Extracted information Start Marker

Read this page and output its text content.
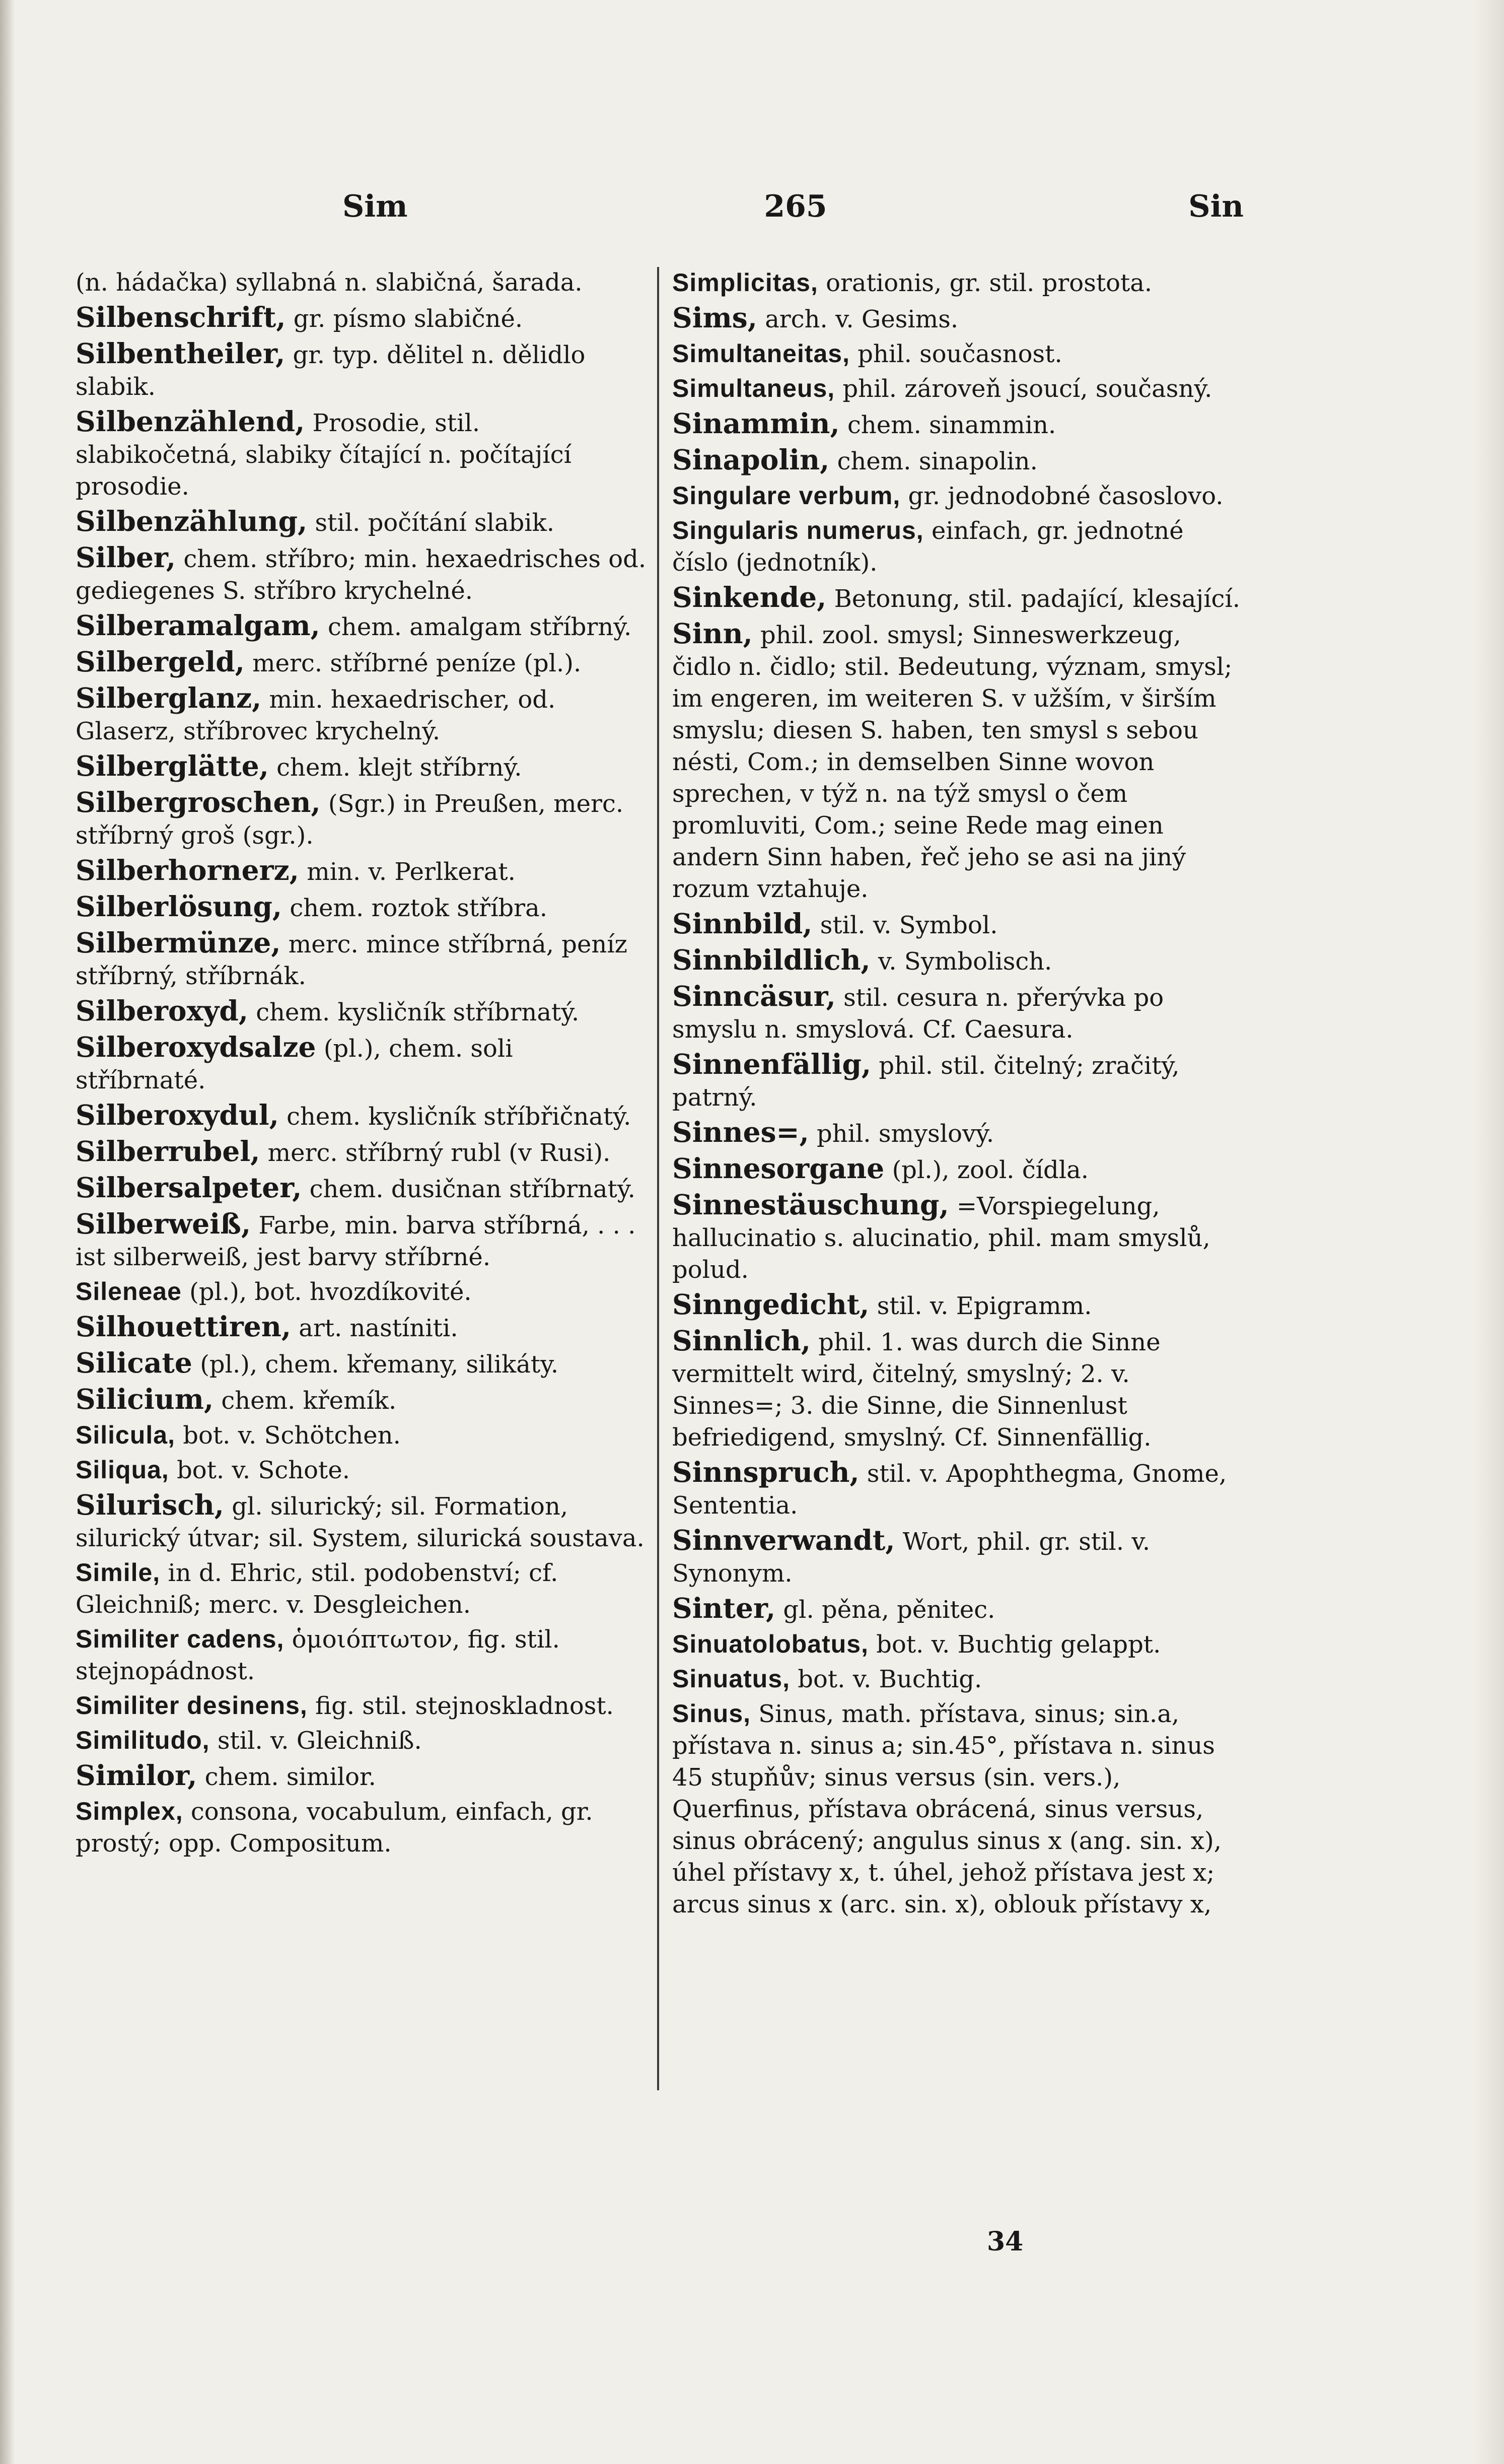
Sim	265	Sin

(n. hádačka) syllabná n. slabičná, šarada.

Silbenschrift, gr. písmo slabičné.

Silbentheiler, gr. typ. dělitel n. dělidlo slabik.

Silbenzählend, Prosodie, stil. slabikočetná, slabiky čítající n. počítající prosodie.

Silbenzählung, stil. počítání slabik.

Silber, chem. stříbro; min. hexaedrisches od. gediegenes S. stříbro krychelné.

Silberamalgam, chem. amalgam stříbrný.

Silbergeld, merc. stříbrné peníze (pl.).

Silberglanz, min. hexaedrischer, od. Glaserz, stříbrovec krychelný.

Silberglätte, chem. klejt stříbrný.

Silbergroschen, (Sgr.) in Preußen, merc. stříbrný groš (sgr.).

Silberhornerz, min. v. Perlkerat.

Silberlösung, chem. roztok stříbra.

Silbermünze, merc. mince stříbrná, peníz stříbrný, stříbrnák.

Silberoxyd, chem. kysličník stříbrnatý.

Silberoxydsalze (pl.), chem. soli stříbrnaté.

Silberoxydul, chem. kysličník stříbřičnatý.

Silberrubel, merc. stříbrný rubl (v Rusi).

Silbersalpeter, chem. dusičnan stříbrnatý.

Silberweiß, Farbe, min. barva stříbrná, . . . ist silberweiß, jest barvy stříbrné.

Sileneae (pl.), bot. hvozdíkovité.

Silhouettiren, art. nastíniti.

Silicate (pl.), chem. křemany, silikáty.

Silicium, chem. křemík.

Silicula, bot. v. Schötchen.

Siliqua, bot. v. Schote.

Silurisch, gl. silurický; sil. Formation, silurický útvar; sil. System, silurická soustava.

Simile, in d. Ehric, stil. podobenství; cf. Gleichniß; merc. v. Desgleichen.

Similiter cadens, ὁμοιόπτωτον, fig. stil. stejnopádnost.

Similiter desinens, fig. stil. stejnoskladnost.

Similitudo, stil. v. Gleichniß.

Similor, chem. similor.

Simplex, consona, vocabulum, einfach, gr. prostý; opp. Compositum.

Simplicitas, orationis, gr. stil. prostota.

Sims, arch. v. Gesims.

Simultaneitas, phil. současnost.

Simultaneus, phil. zároveň jsoucí, současný.

Sinammin, chem. sinammin.

Sinapolin, chem. sinapolin.

Singulare verbum, gr. jednodobné časoslovo.

Singularis numerus, einfach, gr. jednotné číslo (jednotník).

Sinkende, Betonung, stil. padající, klesající.

Sinn, phil. zool. smysl; Sinneswerkzeug, čidlo n. čidlo; stil. Bedeutung, význam, smysl; im engeren, im weiteren S. v užším, v širším smyslu; diesen S. haben, ten smysl s sebou nésti, Com.; in demselben Sinne wovon sprechen, v týž n. na týž smysl o čem promluviti, Com.; seine Rede mag einen andern Sinn haben, řeč jeho se asi na jiný rozum vztahuje.

Sinnbild, stil. v. Symbol.

Sinnbildlich, v. Symbolisch.

Sinncäsur, stil. cesura n. přerývka po smyslu n. smyslová. Cf. Caesura.

Sinnenfällig, phil. stil. čitelný; zračitý, patrný.

Sinnes=, phil. smyslový.

Sinnesorgane (pl.), zool. čídla.

Sinnestäuschung, =Vorspiegelung, hallucinatio s. alucinatio, phil. mam smyslů, polud.

Sinngedicht, stil. v. Epigramm.

Sinnlich, phil. 1. was durch die Sinne vermittelt wird, čitelný, smyslný; 2. v. Sinnes=; 3. die Sinne, die Sinnenlust befriedigend, smyslný. Cf. Sinnenfällig.

Sinnspruch, stil. v. Apophthegma, Gnome, Sententia.

Sinnverwandt, Wort, phil. gr. stil. v. Synonym.

Sinter, gl. pěna, pěnitec.

Sinuatolobatus, bot. v. Buchtig gelappt.

Sinuatus, bot. v. Buchtig.

Sinus, Sinus, math. přístava, sinus; sin.a, přístava n. sinus a; sin.45°, přístava n. sinus 45 stupňův; sinus versus (sin. vers.), Querfinus, přístava obrácená, sinus versus, sinus obrácený; angulus sinus x (ang. sin. x), úhel přístavy x, t. úhel, jehož přístava jest x; arcus sinus x (arc. sin. x), oblouk přístavy x,

34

Extracted information End Marker

▶ Work item:
Output all of the records exactly as they appear above, but not the pictures.

▶ Your response:
Read this page and output its text content.
Sim	265	Sin

(n. hádačka) syllabná n. slabičná, šarada.

Silbenschrift, gr. písmo slabičné.

Silbentheiler, gr. typ. dělitel n. dělidlo slabik.

Silbenzählend, Prosodie, stil. slabikočetná, slabiky čítající n. počítající prosodie.

Silbenzählung, stil. počítání slabik.

Silber, chem. stříbro; min. hexaedrisches od. gediegenes S. stříbro krychelné.

Silberamalgam, chem. amalgam stříbrný.

Silbergeld, merc. stříbrné peníze (pl.).

Silberglanz, min. hexaedrischer, od. Glaserz, stříbrovec krychelný.

Silberglätte, chem. klejt stříbrný.

Silbergroschen, (Sgr.) in Preußen, merc. stříbrný groš (sgr.).

Silberhornerz, min. v. Perlkerat.

Silberlösung, chem. roztok stříbra.

Silbermünze, merc. mince stříbrná, peníz stříbrný, stříbrnák.

Silberoxyd, chem. kysličník stříbrnatý.

Silberoxydsalze (pl.), chem. soli stříbrnaté.

Silberoxydul, chem. kysličník stříbřičnatý.

Silberrubel, merc. stříbrný rubl (v Rusi).

Silbersalpeter, chem. dusičnan stříbrnatý.

Silberweiß, Farbe, min. barva stříbrná, . . . ist silberweiß, jest barvy stříbrné.

Sileneae (pl.), bot. hvozdíkovité.

Silhouettiren, art. nastíniti.

Silicate (pl.), chem. křemany, silikáty.

Silicium, chem. křemík.

Silicula, bot. v. Schötchen.

Siliqua, bot. v. Schote.

Silurisch, gl. silurický; sil. Formation, silurický útvar; sil. System, silurická soustava.

Simile, in d. Ehric, stil. podobenství; cf. Gleichniß; merc. v. Desgleichen.

Similiter cadens, ὁμοιόπτωτον, fig. stil. stejnopádnost.

Similiter desinens, fig. stil. stejnoskladnost.

Similitudo, stil. v. Gleichniß.

Similor, chem. similor.

Simplex, consona, vocabulum, einfach, gr. prostý; opp. Compositum.

Simplicitas, orationis, gr. stil. prostota.

Sims, arch. v. Gesims.

Simultaneitas, phil. současnost.

Simultaneus, phil. zároveň jsoucí, současný.

Sinammin, chem. sinammin.

Sinapolin, chem. sinapolin.

Singulare verbum, gr. jednodobné časoslovo.

Singularis numerus, einfach, gr. jednotné číslo (jednotník).

Sinkende, Betonung, stil. padající, klesající.

Sinn, phil. zool. smysl; Sinneswerkzeug, čidlo n. čidlo; stil. Bedeutung, význam, smysl; im engeren, im weiteren S. v užším, v širším smyslu; diesen S. haben, ten smysl s sebou nésti, Com.; in demselben Sinne wovon sprechen, v týž n. na týž smysl o čem promluviti, Com.; seine Rede mag einen andern Sinn haben, řeč jeho se asi na jiný rozum vztahuje.

Sinnbild, stil. v. Symbol.

Sinnbildlich, v. Symbolisch.

Sinncäsur, stil. cesura n. přerývka po smyslu n. smyslová. Cf. Caesura.

Sinnenfällig, phil. stil. čitelný; zračitý, patrný.

Sinnes=, phil. smyslový.

Sinnesorgane (pl.), zool. čídla.

Sinnestäuschung, =Vorspiegelung, hallucinatio s. alucinatio, phil. mam smyslů, polud.

Sinngedicht, stil. v. Epigramm.

Sinnlich, phil. 1. was durch die Sinne vermittelt wird, čitelný, smyslný; 2. v. Sinnes=; 3. die Sinne, die Sinnenlust befriedigend, smyslný. Cf. Sinnenfällig.

Sinnspruch, stil. v. Apophthegma, Gnome, Sententia.

Sinnverwandt, Wort, phil. gr. stil. v. Synonym.

Sinter, gl. pěna, pěnitec.

Sinuatolobatus, bot. v. Buchtig gelappt.

Sinuatus, bot. v. Buchtig.

Sinus, Sinus, math. přístava, sinus; sin.a, přístava n. sinus a; sin.45°, přístava n. sinus 45 stupňův; sinus versus (sin. vers.), Querfinus, přístava obrácená, sinus versus, sinus obrácený; angulus sinus x (ang. sin. x), úhel přístavy x, t. úhel, jehož přístava jest x; arcus sinus x (arc. sin. x), oblouk přístavy x,

34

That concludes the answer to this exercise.